◆ **What you will do**
Return every record verbatim.

◆ **Items**
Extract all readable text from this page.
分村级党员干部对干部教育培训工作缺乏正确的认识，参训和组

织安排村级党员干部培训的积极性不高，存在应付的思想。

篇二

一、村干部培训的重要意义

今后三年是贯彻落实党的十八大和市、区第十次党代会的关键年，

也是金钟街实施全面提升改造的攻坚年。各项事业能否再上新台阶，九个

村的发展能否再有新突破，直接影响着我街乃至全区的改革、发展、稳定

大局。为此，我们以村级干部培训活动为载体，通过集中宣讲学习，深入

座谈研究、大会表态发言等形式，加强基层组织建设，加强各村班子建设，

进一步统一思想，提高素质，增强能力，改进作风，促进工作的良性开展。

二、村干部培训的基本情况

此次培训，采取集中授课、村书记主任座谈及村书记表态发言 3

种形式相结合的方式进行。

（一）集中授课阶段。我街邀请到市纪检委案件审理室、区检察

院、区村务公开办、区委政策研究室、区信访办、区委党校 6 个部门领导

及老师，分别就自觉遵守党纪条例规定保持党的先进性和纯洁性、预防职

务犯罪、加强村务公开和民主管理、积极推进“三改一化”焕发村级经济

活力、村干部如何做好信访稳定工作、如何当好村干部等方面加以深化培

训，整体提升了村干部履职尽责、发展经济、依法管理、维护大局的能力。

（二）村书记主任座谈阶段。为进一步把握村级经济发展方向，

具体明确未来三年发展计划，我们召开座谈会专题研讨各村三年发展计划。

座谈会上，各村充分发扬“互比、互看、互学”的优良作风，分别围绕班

◆ **Problem solution**
Extract all readable text from this page.
分村级党员干部对干部教育培训工作缺乏正确的认识，参训和组

织安排村级党员干部培训的积极性不高，存在应付的思想。

篇二

一、村干部培训的重要意义

今后三年是贯彻落实党的十八大和市、区第十次党代会的关键年，

也是金钟街实施全面提升改造的攻坚年。各项事业能否再上新台阶，九个

村的发展能否再有新突破，直接影响着我街乃至全区的改革、发展、稳定

大局。为此，我们以村级干部培训活动为载体，通过集中宣讲学习，深入

座谈研究、大会表态发言等形式，加强基层组织建设，加强各村班子建设，

进一步统一思想，提高素质，增强能力，改进作风，促进工作的良性开展。

二、村干部培训的基本情况

此次培训，采取集中授课、村书记主任座谈及村书记表态发言 3

种形式相结合的方式进行。

（一）集中授课阶段。我街邀请到市纪检委案件审理室、区检察

院、区村务公开办、区委政策研究室、区信访办、区委党校 6 个部门领导

及老师，分别就自觉遵守党纪条例规定保持党的先进性和纯洁性、预防职

务犯罪、加强村务公开和民主管理、积极推进“三改一化”焕发村级经济

活力、村干部如何做好信访稳定工作、如何当好村干部等方面加以深化培

训，整体提升了村干部履职尽责、发展经济、依法管理、维护大局的能力。

（二）村书记主任座谈阶段。为进一步把握村级经济发展方向，

具体明确未来三年发展计划，我们召开座谈会专题研讨各村三年发展计划。

座谈会上，各村充分发扬“互比、互看、互学”的优良作风，分别围绕班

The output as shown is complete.